* WHAT IS REQUIRED *
Locate every line below that contains the word "address" and copy it.

* DATASET RECORDS *
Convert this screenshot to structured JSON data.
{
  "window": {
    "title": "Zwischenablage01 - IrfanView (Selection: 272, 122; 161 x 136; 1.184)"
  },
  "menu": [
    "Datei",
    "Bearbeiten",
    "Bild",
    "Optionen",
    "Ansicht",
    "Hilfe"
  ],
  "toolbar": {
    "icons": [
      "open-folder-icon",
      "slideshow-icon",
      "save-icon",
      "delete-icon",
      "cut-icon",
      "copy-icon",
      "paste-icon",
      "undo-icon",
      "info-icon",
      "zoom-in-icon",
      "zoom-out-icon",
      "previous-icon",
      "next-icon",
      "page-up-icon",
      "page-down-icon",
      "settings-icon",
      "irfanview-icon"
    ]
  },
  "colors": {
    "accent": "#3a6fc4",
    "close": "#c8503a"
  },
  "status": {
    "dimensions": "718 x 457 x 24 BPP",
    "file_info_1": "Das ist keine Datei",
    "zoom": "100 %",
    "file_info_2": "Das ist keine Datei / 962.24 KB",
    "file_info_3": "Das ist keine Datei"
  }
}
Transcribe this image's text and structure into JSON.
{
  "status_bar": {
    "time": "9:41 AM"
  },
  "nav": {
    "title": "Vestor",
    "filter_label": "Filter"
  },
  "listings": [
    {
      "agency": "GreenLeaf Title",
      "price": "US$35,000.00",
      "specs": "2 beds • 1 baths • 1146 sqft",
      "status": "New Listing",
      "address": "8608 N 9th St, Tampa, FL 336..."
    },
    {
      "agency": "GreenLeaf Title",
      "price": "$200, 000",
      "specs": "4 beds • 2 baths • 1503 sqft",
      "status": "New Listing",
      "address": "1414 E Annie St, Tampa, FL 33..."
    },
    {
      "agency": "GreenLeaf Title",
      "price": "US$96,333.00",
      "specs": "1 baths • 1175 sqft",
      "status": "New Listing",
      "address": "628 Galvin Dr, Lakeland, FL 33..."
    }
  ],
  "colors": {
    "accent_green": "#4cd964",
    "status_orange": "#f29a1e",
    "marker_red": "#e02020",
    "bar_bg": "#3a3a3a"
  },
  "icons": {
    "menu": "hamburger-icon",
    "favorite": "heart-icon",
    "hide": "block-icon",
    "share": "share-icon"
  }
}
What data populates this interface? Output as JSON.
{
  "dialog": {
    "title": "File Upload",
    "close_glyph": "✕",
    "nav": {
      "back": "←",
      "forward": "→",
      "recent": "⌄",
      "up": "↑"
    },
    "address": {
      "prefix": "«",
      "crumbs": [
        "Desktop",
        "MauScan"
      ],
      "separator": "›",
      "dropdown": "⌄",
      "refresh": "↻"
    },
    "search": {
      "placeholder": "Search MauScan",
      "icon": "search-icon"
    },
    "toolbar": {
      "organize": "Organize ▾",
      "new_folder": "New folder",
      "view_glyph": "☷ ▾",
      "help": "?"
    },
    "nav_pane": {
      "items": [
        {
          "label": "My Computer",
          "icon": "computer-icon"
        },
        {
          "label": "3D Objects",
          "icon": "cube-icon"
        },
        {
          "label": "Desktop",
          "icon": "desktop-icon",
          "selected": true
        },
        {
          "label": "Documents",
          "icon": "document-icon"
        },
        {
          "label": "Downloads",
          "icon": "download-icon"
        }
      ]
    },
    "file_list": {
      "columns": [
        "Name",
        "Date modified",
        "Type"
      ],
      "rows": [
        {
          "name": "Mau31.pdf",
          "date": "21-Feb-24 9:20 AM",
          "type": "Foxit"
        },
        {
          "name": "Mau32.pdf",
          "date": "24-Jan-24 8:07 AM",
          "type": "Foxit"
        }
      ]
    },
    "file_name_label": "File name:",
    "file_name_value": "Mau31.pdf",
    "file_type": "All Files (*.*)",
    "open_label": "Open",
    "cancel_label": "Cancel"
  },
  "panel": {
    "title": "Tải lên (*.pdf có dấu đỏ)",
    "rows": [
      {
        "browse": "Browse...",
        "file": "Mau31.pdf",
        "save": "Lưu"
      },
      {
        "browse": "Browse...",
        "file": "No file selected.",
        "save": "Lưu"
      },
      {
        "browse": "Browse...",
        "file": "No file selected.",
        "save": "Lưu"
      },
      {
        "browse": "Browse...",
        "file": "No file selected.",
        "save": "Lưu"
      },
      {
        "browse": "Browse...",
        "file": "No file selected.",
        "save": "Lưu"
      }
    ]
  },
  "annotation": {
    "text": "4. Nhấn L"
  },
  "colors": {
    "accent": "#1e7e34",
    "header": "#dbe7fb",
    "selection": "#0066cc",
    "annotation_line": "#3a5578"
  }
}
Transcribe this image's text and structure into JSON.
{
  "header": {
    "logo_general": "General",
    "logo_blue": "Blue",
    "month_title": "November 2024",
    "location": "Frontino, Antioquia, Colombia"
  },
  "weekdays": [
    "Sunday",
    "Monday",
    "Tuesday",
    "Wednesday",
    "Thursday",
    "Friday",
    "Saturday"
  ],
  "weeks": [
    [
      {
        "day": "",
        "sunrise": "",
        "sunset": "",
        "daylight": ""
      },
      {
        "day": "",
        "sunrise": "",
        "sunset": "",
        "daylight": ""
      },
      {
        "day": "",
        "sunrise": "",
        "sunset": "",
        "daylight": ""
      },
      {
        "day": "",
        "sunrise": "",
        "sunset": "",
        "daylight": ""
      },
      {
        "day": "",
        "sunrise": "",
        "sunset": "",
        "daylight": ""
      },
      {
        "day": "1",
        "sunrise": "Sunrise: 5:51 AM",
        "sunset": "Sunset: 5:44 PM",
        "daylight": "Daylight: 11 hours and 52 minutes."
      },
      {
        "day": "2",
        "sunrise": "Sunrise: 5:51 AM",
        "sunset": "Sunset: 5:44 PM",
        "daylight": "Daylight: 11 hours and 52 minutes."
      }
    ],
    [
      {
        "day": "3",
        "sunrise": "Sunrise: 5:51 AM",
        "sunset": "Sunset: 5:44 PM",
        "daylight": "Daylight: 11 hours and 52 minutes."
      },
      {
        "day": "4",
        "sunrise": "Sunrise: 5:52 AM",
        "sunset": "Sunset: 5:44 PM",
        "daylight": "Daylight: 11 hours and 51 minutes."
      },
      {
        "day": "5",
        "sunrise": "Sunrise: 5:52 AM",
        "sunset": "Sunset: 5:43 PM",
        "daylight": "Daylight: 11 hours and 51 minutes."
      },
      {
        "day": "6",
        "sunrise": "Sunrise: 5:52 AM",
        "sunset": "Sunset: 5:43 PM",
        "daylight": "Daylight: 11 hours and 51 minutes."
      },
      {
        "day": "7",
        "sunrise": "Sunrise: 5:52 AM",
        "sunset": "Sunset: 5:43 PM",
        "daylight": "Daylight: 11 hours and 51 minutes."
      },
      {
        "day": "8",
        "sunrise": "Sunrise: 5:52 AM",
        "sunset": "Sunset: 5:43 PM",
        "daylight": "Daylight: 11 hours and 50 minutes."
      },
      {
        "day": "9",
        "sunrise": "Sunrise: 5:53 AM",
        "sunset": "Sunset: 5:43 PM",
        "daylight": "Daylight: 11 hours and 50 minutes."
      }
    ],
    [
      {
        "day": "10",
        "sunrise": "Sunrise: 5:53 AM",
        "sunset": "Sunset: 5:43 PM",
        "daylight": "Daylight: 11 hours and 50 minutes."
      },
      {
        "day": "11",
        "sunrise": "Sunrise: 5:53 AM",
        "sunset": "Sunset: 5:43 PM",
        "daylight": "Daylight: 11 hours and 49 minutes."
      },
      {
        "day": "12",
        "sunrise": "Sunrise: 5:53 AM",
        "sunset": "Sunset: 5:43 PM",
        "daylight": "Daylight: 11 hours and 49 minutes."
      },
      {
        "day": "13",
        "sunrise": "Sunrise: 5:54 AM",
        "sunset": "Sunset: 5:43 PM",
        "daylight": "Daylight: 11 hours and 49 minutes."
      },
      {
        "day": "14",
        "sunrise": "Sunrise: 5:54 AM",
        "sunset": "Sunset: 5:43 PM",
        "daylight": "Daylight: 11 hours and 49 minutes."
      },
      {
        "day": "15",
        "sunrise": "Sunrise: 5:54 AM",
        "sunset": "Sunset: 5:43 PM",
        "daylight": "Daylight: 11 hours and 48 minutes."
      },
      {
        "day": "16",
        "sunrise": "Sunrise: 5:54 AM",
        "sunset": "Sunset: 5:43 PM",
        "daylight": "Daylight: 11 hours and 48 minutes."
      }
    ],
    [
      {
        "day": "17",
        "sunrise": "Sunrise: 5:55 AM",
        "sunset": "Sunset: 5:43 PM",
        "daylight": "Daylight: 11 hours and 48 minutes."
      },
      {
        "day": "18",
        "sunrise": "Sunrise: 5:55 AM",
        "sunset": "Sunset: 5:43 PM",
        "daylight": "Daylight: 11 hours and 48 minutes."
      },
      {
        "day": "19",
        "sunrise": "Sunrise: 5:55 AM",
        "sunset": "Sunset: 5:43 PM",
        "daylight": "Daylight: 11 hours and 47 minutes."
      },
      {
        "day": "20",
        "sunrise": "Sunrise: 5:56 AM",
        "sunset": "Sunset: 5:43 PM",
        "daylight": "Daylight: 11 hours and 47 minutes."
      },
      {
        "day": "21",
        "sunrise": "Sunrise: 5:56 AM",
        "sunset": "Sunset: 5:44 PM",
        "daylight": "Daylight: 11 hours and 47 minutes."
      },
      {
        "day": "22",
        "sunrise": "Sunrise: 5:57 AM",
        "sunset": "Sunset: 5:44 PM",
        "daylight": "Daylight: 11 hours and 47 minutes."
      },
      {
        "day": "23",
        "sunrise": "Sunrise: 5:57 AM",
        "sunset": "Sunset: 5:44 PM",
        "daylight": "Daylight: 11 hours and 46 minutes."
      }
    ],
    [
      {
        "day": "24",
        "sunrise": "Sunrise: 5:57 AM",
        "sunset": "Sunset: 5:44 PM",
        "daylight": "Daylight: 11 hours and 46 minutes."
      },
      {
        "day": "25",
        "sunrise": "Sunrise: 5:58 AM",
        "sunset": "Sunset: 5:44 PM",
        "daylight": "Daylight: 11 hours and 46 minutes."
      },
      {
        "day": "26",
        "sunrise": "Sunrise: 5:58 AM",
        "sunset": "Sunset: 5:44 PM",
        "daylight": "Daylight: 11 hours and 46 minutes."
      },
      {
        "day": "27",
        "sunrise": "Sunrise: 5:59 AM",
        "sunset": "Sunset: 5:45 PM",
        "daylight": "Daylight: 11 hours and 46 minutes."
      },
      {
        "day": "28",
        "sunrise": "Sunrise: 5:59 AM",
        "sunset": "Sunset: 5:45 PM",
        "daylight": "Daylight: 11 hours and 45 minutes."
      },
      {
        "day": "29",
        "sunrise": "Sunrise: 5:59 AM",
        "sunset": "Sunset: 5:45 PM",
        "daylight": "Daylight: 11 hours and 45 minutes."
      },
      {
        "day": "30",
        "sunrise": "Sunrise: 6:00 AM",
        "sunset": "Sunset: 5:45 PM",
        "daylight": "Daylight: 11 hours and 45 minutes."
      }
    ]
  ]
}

* WRITTEN SOLUTION *
      "address": "8608 N 9th St, Tampa, FL 336..."
      "address": "1414 E Annie St, Tampa, FL 33..."
      "address": "628 Galvin Dr, Lakeland, FL 33..."
    "address": {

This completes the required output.